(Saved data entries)
--- Start ---

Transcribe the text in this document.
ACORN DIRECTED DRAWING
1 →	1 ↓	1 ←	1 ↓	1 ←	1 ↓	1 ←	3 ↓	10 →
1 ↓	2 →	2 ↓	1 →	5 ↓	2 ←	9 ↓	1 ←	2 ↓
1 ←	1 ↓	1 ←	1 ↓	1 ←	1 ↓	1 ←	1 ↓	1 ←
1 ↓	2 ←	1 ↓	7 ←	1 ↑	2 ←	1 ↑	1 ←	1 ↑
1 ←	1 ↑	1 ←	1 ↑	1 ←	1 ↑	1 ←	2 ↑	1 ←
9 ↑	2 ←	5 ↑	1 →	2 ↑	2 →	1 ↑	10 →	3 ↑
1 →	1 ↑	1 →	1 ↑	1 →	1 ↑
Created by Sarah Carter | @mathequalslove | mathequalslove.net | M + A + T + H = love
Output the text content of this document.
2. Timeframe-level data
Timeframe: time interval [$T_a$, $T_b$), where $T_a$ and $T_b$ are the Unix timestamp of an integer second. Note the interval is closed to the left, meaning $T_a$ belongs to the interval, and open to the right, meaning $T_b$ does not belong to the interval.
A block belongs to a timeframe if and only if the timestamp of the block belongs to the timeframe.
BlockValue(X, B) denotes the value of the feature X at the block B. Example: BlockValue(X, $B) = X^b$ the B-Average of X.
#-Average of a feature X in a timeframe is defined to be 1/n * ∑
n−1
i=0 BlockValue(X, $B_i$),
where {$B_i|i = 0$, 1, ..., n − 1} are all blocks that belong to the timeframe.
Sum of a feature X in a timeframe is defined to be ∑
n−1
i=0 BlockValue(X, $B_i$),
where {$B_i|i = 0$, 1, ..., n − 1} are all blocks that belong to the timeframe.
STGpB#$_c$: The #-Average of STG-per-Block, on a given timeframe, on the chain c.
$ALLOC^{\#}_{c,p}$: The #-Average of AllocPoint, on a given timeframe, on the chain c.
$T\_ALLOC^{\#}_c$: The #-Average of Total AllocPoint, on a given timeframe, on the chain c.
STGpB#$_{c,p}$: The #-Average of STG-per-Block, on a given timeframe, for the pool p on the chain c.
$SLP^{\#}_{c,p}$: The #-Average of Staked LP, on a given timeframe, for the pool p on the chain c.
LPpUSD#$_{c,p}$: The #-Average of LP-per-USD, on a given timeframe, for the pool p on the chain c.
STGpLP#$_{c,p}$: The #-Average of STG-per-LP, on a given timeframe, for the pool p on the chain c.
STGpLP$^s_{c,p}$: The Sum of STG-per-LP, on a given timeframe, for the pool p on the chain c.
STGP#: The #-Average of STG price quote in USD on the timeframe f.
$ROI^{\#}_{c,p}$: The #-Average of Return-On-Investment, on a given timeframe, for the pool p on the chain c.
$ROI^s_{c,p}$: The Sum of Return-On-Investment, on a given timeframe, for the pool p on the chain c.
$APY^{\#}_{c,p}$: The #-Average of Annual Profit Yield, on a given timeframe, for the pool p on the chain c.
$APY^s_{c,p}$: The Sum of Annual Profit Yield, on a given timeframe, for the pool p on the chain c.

--- End ---
--- Start ---

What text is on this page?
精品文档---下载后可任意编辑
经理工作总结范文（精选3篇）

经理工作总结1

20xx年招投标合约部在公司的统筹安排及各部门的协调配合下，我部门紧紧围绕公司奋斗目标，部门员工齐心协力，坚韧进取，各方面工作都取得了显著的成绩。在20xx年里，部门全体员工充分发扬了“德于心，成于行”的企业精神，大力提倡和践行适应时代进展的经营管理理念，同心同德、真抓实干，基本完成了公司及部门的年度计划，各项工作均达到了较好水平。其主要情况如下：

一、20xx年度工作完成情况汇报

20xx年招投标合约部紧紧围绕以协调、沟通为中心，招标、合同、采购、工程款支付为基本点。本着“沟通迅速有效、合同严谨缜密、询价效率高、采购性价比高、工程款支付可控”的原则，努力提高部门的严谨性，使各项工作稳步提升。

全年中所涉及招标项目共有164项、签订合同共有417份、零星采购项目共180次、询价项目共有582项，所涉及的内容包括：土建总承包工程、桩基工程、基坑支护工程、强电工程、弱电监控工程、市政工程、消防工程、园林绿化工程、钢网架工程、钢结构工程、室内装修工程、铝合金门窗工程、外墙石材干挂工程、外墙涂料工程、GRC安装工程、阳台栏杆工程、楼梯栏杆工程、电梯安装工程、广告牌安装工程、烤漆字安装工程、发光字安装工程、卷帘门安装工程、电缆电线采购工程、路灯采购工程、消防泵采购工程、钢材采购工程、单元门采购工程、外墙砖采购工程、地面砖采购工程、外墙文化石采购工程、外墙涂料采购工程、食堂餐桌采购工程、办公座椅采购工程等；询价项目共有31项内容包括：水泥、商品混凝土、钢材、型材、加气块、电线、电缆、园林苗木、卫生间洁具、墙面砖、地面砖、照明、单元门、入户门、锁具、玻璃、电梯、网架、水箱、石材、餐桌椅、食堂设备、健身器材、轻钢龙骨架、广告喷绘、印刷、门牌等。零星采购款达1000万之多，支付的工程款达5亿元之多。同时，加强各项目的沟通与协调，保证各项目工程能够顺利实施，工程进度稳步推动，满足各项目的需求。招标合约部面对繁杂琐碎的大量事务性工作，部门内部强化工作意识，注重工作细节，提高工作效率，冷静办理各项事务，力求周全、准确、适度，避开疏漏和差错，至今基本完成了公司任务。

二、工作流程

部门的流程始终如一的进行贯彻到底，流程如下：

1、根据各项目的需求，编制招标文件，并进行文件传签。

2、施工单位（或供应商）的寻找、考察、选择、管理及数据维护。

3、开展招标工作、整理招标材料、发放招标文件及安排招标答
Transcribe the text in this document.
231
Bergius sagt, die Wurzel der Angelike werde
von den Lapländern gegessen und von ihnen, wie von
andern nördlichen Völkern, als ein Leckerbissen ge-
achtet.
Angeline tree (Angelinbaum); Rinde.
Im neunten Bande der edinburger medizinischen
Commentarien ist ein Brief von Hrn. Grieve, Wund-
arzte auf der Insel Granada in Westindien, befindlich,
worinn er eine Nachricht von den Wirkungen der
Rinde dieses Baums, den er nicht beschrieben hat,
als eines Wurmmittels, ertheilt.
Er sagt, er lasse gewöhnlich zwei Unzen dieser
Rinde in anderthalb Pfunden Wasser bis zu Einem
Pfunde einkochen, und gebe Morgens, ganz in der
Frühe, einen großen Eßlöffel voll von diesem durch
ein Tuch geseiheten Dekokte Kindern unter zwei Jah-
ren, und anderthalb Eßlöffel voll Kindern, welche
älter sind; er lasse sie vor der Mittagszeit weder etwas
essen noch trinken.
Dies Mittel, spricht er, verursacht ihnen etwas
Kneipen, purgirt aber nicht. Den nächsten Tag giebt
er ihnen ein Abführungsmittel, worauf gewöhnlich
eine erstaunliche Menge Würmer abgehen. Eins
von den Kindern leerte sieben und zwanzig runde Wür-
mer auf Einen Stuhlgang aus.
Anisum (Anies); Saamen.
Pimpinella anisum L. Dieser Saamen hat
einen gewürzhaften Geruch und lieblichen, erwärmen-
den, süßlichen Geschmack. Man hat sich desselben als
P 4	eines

--- End ---
--- Start ---

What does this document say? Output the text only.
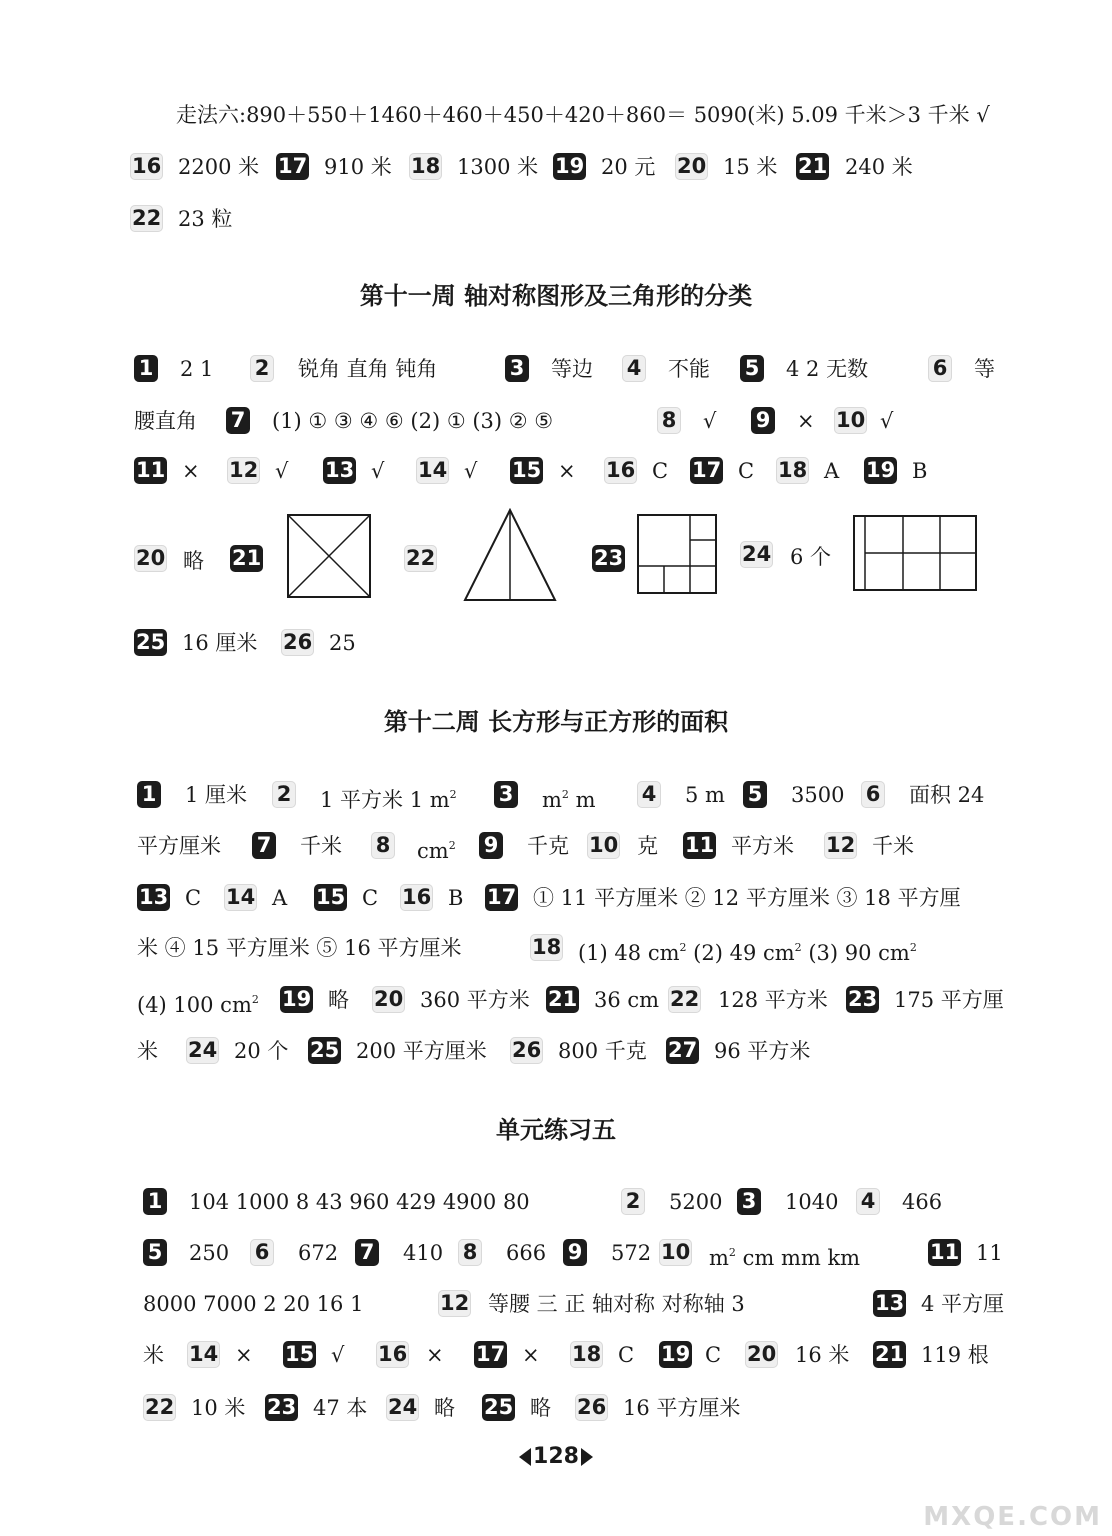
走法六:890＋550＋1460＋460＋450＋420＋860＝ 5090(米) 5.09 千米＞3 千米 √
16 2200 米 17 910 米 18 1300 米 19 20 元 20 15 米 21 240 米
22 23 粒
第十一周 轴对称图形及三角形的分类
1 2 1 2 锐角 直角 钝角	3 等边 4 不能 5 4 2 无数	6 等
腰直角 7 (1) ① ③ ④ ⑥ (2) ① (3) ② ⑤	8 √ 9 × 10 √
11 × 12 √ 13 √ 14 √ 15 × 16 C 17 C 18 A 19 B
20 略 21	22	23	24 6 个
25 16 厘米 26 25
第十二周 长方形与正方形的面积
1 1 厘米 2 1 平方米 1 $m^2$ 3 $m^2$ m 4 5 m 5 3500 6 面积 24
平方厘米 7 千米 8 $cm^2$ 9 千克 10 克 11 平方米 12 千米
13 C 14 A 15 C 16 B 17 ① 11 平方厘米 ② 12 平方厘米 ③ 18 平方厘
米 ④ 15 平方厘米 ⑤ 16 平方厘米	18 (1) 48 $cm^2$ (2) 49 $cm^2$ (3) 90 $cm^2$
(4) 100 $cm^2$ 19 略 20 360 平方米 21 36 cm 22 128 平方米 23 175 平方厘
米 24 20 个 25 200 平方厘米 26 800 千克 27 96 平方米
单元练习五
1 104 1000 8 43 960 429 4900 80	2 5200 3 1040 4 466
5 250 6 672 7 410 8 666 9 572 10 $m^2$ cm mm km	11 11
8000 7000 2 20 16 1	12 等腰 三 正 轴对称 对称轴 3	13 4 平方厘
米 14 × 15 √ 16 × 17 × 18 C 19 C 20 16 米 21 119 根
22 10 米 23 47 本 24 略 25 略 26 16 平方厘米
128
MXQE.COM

--- End ---

Task goal: In the records above, how many lines include "Kindern"? Give that number and nothing more.

Reply: 3